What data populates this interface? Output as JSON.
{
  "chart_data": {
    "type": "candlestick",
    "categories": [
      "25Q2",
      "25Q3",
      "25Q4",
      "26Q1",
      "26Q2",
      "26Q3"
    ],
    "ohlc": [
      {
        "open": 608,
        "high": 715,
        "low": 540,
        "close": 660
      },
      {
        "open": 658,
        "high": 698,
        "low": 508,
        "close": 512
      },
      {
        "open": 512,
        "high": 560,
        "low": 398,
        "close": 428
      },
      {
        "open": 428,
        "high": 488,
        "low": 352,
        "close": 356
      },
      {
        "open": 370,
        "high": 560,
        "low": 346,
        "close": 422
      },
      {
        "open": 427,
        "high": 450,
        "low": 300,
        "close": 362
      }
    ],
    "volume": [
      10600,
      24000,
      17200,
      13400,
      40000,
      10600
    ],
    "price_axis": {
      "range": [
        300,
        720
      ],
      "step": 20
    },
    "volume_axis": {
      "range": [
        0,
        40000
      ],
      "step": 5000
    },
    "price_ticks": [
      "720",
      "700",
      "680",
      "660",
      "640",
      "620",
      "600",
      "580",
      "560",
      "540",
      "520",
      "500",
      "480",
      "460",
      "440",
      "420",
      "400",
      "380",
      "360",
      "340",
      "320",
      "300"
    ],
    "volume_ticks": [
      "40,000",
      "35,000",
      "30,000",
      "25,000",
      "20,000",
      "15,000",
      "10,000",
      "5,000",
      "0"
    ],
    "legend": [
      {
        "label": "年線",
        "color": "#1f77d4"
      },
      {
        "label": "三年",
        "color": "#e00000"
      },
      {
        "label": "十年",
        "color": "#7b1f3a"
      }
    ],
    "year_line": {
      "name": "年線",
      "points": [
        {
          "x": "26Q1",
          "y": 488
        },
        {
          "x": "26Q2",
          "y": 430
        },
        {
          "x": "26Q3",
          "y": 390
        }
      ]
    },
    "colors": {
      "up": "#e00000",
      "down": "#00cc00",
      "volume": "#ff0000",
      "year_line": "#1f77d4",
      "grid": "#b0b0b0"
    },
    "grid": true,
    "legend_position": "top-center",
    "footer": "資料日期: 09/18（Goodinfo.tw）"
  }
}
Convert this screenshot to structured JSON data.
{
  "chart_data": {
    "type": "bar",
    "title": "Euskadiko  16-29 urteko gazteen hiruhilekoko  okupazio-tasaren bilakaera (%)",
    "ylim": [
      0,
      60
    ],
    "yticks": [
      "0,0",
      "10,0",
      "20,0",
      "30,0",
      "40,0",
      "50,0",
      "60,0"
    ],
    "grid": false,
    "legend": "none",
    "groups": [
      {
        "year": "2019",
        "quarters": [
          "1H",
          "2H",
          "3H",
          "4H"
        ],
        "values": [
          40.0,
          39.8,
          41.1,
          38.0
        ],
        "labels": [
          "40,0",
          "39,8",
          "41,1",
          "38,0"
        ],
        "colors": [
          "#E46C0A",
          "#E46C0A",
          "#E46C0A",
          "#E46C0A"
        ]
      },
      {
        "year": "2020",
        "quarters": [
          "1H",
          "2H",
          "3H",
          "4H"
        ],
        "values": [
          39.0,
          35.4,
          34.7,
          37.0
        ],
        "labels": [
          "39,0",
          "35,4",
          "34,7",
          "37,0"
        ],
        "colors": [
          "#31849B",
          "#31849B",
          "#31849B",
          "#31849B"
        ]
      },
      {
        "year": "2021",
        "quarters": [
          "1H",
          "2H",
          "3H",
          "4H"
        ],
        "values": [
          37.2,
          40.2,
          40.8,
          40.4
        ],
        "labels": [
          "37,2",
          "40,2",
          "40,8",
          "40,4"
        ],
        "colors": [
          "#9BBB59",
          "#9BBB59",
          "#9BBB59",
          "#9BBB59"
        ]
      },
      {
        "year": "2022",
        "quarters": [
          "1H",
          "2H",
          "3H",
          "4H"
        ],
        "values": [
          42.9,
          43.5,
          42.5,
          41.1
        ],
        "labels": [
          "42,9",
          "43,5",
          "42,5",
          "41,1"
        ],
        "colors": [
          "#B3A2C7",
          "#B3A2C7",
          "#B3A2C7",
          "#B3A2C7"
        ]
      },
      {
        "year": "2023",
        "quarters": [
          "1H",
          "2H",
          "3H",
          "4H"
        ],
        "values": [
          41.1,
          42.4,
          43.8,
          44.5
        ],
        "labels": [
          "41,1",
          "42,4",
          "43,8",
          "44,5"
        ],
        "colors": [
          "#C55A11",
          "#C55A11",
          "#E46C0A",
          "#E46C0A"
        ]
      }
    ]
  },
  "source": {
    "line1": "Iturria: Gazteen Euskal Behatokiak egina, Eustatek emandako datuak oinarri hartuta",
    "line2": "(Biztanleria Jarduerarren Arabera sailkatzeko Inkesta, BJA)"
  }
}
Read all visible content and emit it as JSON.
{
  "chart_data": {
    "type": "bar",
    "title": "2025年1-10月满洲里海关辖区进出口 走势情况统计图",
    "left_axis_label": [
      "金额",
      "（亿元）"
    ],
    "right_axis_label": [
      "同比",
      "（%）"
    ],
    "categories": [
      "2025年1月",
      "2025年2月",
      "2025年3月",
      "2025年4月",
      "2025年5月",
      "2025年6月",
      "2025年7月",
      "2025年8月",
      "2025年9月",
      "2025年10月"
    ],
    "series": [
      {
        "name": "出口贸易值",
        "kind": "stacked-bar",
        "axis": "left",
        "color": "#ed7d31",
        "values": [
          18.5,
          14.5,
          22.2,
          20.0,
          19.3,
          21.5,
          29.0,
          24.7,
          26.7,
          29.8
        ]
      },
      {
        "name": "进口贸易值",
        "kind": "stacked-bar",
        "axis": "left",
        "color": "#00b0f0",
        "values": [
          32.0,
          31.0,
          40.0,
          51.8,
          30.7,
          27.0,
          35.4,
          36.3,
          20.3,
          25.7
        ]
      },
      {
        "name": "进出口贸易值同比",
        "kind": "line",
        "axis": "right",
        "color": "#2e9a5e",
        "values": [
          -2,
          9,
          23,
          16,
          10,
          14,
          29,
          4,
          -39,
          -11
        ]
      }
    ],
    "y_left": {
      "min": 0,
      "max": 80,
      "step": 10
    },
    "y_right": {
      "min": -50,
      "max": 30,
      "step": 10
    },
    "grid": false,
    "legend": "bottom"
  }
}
___
### Exercise objective
Your task is to gather all lines from the entries above that hold the word "title".

### Written answer
    "title": "Euskadiko  16-29 urteko gazteen hiruhilekoko  okupazio-tasaren bilakaera (%)",
    "title": "2025年1-10月满洲里海关辖区进出口 走势情况统计图",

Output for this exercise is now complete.